• **Problem requirements**:
Reproduce only the lines that run from the line with "Enumerate this screenshot's" to the last line of the material, both ends included, exactly as they appear.

——

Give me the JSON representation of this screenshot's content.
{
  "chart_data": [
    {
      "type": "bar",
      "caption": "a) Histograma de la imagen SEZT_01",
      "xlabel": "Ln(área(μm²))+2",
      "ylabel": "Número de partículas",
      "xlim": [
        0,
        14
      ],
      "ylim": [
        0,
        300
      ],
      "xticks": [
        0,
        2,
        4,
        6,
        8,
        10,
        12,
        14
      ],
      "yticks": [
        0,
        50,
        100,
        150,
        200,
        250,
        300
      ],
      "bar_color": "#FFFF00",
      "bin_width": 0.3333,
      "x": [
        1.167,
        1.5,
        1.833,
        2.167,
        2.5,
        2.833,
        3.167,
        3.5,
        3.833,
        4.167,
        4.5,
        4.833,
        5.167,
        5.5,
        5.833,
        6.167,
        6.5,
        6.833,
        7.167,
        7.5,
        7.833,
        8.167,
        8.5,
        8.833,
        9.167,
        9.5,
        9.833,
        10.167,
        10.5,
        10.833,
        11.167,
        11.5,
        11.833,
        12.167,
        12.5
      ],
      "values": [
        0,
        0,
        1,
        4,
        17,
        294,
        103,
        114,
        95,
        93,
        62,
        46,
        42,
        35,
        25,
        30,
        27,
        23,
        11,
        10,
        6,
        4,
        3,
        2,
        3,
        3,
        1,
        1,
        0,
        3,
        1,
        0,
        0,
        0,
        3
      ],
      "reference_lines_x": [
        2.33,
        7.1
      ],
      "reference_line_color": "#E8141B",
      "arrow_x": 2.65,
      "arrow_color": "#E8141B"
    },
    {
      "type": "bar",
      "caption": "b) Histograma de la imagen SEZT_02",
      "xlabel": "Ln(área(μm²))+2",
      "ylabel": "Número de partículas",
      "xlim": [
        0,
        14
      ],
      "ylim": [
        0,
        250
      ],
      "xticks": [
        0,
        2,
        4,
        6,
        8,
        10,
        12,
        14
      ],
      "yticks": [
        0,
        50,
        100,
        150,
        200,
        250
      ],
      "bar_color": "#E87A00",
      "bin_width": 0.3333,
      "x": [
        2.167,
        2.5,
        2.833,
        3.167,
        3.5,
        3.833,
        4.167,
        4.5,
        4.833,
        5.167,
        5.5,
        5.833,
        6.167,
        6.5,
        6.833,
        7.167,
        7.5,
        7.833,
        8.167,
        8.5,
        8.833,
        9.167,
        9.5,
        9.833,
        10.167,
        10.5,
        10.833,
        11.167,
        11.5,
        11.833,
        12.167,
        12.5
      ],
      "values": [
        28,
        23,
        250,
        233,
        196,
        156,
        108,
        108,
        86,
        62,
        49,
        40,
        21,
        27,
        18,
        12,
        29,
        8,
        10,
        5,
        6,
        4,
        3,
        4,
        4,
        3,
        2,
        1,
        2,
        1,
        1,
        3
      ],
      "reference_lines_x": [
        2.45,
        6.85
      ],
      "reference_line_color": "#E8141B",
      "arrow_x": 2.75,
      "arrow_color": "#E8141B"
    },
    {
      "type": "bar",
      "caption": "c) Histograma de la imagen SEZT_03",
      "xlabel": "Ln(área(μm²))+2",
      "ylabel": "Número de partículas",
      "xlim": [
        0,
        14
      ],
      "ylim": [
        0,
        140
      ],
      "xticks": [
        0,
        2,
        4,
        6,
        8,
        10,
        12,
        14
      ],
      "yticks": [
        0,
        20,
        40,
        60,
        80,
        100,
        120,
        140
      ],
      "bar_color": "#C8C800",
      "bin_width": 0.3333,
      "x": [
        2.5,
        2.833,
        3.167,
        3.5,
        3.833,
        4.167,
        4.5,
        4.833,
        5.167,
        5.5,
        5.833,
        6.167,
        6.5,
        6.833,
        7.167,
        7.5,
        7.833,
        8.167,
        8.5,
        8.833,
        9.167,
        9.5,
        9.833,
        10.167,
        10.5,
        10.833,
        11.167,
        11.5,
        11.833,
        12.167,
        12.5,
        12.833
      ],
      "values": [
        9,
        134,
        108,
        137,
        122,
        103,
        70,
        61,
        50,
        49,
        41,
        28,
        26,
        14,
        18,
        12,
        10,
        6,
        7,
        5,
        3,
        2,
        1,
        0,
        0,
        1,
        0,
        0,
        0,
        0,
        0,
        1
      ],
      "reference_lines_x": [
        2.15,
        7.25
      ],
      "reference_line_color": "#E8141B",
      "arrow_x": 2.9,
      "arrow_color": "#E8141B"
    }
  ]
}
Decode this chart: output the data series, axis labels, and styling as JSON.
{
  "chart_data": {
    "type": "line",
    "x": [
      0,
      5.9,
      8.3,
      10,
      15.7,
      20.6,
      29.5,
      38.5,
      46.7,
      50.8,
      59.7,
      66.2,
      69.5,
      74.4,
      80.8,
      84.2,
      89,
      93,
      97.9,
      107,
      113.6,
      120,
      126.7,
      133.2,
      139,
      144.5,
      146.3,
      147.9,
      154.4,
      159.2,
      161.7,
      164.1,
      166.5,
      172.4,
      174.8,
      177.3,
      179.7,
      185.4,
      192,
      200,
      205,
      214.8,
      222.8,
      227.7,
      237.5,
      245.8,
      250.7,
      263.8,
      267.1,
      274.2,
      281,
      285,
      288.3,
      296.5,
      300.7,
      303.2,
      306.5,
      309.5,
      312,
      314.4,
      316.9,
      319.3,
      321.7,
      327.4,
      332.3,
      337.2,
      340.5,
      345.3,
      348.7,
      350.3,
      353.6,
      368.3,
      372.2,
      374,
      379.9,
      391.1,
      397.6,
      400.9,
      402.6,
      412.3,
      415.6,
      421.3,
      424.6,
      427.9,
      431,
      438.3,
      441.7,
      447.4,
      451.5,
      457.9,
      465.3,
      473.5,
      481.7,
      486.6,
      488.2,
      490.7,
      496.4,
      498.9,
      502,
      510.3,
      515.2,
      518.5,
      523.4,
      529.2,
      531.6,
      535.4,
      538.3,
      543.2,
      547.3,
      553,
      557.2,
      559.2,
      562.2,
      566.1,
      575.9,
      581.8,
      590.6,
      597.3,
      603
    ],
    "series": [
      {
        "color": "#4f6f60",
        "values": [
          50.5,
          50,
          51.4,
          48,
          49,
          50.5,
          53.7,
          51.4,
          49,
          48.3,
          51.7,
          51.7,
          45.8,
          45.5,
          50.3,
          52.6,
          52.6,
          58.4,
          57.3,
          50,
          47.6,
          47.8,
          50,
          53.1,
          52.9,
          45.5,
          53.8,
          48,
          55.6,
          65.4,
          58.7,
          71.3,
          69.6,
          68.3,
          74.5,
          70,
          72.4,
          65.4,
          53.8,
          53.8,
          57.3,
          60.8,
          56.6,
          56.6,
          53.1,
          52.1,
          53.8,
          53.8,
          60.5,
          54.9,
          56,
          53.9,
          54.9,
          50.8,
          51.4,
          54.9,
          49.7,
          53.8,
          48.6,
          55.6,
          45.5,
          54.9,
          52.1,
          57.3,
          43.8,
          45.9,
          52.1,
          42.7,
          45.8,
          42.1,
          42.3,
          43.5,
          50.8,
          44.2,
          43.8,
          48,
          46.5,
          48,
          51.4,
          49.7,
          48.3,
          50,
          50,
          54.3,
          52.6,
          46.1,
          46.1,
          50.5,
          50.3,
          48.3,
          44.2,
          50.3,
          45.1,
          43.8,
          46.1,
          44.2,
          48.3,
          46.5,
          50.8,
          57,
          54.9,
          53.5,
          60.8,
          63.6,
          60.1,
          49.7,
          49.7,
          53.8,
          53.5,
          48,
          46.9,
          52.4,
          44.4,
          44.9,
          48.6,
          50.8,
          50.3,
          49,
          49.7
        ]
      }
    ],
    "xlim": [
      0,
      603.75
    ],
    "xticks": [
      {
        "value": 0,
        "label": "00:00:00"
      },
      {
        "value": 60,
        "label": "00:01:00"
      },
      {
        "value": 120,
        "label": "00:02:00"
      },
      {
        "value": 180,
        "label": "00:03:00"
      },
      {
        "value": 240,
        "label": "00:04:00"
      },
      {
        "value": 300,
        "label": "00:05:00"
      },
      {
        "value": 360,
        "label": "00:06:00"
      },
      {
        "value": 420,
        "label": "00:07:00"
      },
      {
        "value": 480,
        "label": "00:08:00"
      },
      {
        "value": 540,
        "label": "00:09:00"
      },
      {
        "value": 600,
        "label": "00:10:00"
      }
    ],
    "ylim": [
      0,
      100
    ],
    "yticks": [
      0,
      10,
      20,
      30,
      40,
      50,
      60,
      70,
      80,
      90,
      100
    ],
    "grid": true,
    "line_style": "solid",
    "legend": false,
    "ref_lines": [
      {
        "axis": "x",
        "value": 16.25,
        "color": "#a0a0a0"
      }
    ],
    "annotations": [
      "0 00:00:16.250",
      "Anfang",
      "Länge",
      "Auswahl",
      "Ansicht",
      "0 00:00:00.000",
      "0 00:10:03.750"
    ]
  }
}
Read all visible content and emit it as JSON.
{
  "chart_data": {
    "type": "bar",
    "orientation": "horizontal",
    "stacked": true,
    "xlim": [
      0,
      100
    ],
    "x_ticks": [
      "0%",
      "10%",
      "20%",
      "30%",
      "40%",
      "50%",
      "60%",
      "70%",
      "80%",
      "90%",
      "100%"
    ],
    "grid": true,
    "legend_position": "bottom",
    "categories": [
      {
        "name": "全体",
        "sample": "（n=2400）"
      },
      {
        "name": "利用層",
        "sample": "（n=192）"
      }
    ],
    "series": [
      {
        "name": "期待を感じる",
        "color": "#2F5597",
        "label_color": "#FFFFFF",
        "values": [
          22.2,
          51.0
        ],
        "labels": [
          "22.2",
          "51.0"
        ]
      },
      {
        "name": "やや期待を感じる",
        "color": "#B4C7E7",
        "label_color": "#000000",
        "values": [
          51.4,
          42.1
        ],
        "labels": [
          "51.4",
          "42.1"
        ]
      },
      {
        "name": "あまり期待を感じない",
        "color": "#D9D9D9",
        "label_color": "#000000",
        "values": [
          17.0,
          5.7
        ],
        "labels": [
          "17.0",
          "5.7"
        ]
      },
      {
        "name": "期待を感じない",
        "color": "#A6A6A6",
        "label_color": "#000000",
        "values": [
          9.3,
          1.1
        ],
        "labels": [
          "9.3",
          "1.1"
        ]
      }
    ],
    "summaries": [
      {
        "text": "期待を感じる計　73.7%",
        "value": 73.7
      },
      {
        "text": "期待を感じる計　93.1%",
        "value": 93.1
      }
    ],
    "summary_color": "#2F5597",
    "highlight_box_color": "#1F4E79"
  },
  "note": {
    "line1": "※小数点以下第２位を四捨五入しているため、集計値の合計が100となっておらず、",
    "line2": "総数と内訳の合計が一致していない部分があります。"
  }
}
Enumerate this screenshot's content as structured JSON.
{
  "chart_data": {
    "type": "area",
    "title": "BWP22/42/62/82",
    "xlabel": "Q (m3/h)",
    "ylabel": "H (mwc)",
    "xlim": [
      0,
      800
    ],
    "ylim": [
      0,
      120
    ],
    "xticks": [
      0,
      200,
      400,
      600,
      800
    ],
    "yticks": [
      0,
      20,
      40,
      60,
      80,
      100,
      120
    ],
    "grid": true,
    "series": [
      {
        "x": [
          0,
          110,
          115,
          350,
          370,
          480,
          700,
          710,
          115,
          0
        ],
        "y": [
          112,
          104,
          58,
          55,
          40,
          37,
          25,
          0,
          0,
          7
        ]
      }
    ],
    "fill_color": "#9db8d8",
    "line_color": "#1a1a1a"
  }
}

——

• **Output for this task**:
Enumerate this screenshot's content as structured JSON.
{
  "chart_data": {
    "type": "area",
    "title": "BWP22/42/62/82",
    "xlabel": "Q (m3/h)",
    "ylabel": "H (mwc)",
    "xlim": [
      0,
      800
    ],
    "ylim": [
      0,
      120
    ],
    "xticks": [
      0,
      200,
      400,
      600,
      800
    ],
    "yticks": [
      0,
      20,
      40,
      60,
      80,
      100,
      120
    ],
    "grid": true,
    "series": [
      {
        "x": [
          0,
          110,
          115,
          350,
          370,
          480,
          700,
          710,
          115,
          0
        ],
        "y": [
          112,
          104,
          58,
          55,
          40,
          37,
          25,
          0,
          0,
          7
        ]
      }
    ],
    "fill_color": "#9db8d8",
    "line_color": "#1a1a1a"
  }
}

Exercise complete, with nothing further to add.